--- Begin Record extracts ---

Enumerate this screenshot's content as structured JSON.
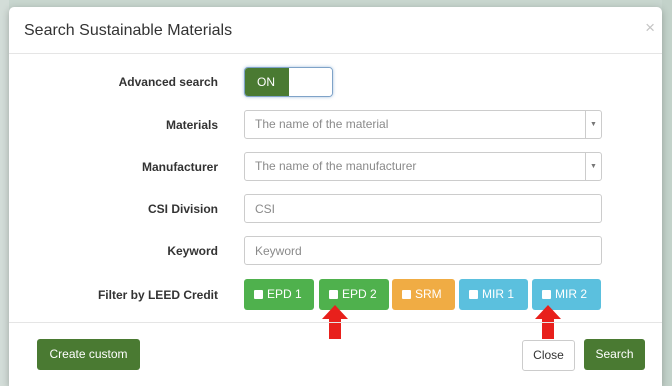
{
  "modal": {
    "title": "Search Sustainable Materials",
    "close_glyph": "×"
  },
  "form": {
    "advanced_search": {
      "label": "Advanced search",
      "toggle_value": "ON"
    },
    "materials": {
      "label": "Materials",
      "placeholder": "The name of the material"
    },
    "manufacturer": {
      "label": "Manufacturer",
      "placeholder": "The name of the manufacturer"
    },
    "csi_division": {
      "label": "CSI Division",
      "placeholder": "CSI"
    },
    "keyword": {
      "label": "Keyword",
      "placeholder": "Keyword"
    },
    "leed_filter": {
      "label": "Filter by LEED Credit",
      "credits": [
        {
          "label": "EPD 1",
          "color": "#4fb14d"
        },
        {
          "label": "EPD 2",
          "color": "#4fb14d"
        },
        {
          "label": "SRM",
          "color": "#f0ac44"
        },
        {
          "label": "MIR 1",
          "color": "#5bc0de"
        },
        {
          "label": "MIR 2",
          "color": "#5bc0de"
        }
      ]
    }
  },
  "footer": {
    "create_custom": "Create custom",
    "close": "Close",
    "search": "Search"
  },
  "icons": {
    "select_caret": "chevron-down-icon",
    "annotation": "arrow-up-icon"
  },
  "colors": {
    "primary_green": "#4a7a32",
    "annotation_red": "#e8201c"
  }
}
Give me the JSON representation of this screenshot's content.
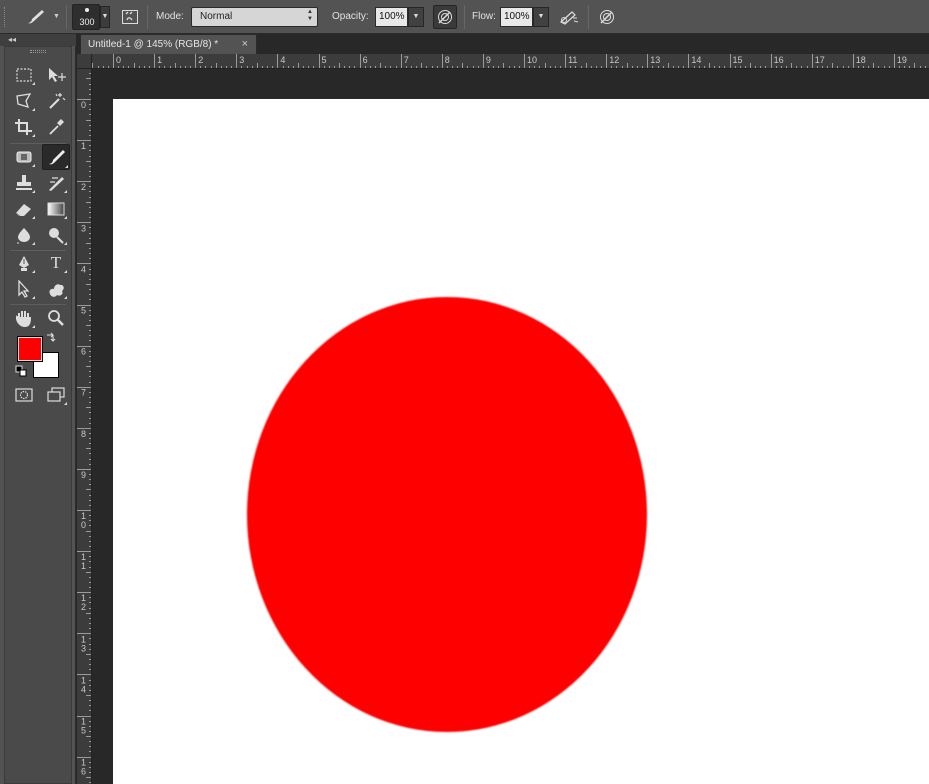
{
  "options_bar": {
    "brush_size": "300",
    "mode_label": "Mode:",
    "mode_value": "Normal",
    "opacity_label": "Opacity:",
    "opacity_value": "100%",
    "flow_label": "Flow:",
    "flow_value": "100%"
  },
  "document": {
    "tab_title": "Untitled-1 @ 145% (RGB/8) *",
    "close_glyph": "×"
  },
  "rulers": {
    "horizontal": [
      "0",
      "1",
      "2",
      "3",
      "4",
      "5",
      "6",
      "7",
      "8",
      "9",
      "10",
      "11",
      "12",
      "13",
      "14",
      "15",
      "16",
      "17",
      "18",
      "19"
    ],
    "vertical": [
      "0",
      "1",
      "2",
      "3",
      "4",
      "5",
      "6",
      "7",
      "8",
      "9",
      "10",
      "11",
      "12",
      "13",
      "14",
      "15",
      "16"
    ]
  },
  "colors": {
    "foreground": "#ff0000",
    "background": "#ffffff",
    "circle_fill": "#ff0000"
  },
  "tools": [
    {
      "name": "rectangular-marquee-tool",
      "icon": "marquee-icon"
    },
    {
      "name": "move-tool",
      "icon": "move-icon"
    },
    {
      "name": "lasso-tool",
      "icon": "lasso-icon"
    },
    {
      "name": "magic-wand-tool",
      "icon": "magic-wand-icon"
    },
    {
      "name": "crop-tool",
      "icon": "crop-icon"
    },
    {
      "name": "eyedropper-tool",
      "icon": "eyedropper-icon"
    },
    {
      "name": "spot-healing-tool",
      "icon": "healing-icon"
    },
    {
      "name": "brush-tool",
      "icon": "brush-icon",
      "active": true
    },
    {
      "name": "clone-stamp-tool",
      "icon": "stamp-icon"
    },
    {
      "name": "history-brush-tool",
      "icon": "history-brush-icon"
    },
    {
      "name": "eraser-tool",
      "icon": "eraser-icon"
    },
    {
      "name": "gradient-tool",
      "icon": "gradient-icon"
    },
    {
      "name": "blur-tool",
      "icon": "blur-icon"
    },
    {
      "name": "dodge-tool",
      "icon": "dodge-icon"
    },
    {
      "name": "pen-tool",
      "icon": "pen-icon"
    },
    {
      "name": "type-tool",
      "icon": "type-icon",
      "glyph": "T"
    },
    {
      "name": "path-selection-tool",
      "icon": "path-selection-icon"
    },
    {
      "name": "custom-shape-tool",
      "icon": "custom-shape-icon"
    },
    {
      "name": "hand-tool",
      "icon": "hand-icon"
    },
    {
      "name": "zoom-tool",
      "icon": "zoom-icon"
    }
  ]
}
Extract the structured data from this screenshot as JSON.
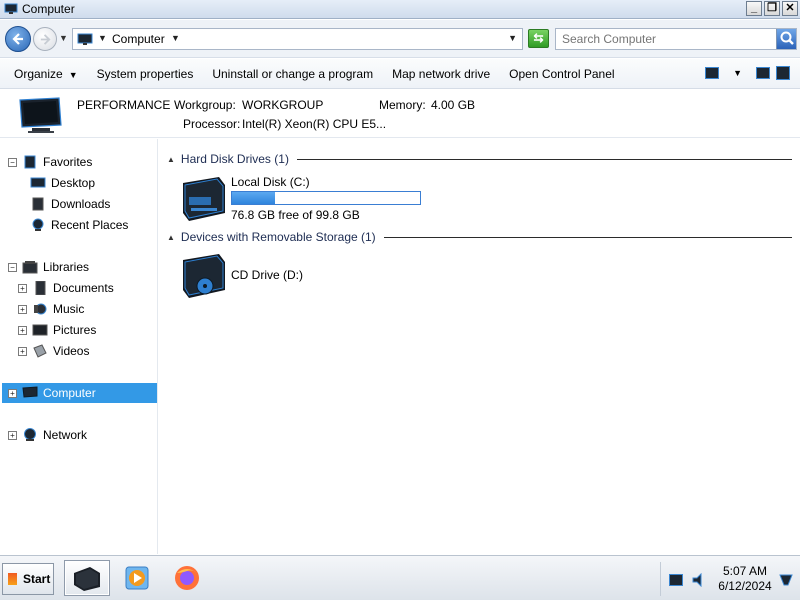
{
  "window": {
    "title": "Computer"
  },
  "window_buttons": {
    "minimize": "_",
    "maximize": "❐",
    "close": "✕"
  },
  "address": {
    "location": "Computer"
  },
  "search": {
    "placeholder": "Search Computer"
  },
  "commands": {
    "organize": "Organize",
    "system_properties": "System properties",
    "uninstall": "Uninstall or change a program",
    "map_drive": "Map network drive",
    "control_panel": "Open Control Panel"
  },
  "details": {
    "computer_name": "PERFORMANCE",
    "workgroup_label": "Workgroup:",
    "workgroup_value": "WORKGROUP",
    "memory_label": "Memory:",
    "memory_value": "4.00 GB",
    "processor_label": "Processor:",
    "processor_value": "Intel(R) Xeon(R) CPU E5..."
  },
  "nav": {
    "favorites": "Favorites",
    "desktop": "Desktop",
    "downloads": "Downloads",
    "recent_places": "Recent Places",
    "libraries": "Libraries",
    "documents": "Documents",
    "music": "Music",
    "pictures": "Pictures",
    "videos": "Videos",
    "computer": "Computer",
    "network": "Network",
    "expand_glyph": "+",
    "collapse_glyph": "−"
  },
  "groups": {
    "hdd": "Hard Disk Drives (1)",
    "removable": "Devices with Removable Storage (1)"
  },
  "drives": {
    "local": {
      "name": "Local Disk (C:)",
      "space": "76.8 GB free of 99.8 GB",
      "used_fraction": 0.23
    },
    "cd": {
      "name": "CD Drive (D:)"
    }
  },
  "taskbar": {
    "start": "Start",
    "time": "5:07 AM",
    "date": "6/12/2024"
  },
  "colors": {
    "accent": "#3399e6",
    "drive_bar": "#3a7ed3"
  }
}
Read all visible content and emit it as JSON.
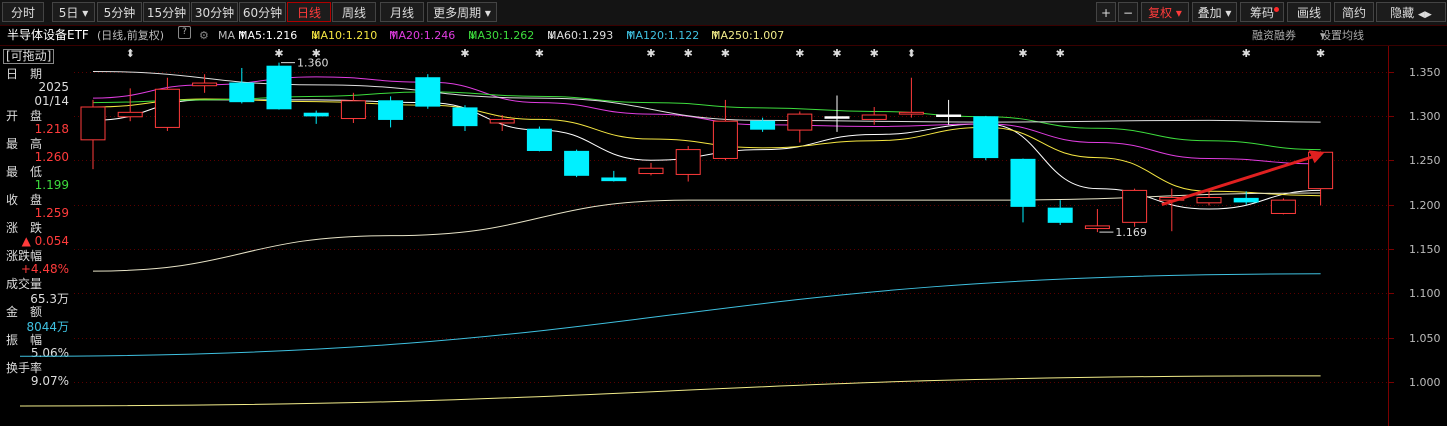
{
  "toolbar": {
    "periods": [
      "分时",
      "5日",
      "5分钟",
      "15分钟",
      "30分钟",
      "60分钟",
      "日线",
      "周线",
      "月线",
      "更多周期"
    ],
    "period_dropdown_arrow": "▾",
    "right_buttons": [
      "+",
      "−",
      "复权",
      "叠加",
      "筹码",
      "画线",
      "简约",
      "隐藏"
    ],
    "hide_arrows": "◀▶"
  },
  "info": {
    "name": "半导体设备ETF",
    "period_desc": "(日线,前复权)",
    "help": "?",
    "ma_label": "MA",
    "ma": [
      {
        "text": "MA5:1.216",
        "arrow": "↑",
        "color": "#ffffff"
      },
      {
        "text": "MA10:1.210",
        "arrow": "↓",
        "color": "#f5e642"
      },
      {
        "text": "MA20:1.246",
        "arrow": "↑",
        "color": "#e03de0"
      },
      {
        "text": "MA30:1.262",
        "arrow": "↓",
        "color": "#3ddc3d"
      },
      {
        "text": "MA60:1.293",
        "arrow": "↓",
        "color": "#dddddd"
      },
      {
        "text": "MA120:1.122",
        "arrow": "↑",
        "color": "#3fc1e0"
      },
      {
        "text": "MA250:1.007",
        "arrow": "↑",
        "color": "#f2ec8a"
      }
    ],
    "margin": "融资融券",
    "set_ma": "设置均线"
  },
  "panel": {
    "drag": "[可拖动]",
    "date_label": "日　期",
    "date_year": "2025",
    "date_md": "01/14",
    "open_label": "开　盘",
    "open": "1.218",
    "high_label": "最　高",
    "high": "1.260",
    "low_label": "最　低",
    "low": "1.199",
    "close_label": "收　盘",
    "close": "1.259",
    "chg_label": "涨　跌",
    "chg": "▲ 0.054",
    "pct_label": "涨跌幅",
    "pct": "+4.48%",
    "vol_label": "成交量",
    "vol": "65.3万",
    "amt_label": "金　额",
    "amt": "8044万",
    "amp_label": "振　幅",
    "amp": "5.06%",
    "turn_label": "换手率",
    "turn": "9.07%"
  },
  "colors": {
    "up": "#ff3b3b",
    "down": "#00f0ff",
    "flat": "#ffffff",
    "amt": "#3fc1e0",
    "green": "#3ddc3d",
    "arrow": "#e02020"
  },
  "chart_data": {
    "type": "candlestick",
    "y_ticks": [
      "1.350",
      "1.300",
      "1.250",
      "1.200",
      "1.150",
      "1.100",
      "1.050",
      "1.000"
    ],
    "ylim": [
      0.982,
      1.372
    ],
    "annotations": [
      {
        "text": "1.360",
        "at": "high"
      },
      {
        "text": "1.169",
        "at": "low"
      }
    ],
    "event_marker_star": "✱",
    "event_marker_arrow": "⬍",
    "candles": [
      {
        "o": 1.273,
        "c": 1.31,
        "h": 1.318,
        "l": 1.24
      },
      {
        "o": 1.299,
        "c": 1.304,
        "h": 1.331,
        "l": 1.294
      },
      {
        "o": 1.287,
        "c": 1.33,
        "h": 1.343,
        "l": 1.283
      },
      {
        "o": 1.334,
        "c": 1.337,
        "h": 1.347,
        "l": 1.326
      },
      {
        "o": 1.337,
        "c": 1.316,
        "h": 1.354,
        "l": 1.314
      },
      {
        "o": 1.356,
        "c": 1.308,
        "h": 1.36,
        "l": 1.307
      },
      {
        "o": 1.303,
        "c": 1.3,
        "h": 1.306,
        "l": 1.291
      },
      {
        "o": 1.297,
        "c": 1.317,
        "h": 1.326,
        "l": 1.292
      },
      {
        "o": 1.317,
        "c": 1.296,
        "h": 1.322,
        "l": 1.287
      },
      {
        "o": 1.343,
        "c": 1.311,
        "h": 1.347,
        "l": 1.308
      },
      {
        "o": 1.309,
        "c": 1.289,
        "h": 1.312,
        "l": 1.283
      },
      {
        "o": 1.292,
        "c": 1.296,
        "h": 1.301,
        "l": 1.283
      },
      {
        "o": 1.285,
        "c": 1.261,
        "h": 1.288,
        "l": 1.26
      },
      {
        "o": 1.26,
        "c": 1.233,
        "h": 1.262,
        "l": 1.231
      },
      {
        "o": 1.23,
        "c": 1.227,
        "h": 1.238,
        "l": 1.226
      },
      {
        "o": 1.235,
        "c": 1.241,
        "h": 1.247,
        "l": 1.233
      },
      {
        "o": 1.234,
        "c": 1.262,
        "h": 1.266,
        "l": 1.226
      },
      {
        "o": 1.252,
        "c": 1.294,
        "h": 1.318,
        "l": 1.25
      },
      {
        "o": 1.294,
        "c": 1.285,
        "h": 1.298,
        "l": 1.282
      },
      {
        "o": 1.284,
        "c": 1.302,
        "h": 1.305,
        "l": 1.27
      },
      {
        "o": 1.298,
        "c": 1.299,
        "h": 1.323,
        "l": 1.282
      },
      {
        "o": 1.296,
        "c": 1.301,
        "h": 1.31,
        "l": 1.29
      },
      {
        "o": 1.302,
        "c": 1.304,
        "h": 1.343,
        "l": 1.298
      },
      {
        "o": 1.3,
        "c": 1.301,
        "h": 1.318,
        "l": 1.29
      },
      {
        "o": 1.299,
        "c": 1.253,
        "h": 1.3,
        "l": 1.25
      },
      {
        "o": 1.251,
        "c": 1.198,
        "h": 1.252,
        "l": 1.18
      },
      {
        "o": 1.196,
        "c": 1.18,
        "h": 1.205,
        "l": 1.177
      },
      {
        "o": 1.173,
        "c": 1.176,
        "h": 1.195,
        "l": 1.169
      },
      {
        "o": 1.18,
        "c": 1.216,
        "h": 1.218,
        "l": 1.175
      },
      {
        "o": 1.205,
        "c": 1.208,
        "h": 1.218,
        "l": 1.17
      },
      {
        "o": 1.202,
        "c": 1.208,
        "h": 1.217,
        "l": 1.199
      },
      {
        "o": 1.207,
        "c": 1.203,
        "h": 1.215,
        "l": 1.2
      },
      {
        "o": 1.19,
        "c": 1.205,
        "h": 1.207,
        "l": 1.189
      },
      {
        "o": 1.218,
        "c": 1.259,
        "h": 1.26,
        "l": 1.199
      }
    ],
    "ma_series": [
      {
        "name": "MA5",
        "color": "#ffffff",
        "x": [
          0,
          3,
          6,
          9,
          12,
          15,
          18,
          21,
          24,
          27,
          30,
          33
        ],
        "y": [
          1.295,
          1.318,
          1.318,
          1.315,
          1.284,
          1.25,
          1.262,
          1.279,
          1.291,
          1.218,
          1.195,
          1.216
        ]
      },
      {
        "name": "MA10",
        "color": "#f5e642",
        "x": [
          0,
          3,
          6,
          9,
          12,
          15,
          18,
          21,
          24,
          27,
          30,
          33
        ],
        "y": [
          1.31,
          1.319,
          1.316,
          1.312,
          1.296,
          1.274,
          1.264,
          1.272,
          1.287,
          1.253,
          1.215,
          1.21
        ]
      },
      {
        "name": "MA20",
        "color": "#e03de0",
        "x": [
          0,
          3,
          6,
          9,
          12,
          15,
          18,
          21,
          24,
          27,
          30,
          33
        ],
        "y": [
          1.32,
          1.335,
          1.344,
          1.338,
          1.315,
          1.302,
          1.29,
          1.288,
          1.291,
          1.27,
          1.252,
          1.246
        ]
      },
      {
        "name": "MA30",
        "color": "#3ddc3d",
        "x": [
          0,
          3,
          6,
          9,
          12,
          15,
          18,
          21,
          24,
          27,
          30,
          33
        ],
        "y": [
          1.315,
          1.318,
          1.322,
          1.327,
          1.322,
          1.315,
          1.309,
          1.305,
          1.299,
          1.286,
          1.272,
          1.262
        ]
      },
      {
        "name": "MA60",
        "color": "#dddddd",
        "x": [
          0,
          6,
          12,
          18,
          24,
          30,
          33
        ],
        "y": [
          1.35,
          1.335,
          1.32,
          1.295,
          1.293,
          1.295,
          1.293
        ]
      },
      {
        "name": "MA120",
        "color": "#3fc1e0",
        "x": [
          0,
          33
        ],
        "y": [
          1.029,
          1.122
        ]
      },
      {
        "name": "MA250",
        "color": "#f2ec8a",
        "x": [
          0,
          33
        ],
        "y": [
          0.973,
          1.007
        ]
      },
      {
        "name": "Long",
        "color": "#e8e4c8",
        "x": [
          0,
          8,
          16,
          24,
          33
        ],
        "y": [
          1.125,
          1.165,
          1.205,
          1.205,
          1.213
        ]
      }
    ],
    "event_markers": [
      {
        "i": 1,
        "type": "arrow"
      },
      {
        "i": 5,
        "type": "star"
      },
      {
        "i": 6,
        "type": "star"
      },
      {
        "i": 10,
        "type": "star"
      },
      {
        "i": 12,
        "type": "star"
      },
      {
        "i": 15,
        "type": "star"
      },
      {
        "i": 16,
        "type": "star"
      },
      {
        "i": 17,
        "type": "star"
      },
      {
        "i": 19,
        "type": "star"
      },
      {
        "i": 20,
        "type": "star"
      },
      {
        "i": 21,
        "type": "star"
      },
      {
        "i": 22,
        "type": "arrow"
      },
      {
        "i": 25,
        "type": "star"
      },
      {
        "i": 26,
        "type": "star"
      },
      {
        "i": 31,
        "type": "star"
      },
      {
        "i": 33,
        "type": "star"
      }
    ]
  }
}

--- End Record extracts ---

* **Task goal**
Within the listing above, copy each line that has the string "wand".

* **Complete output**
      "name": "magic-wand-tool",
      "icon": "magic-wand-icon"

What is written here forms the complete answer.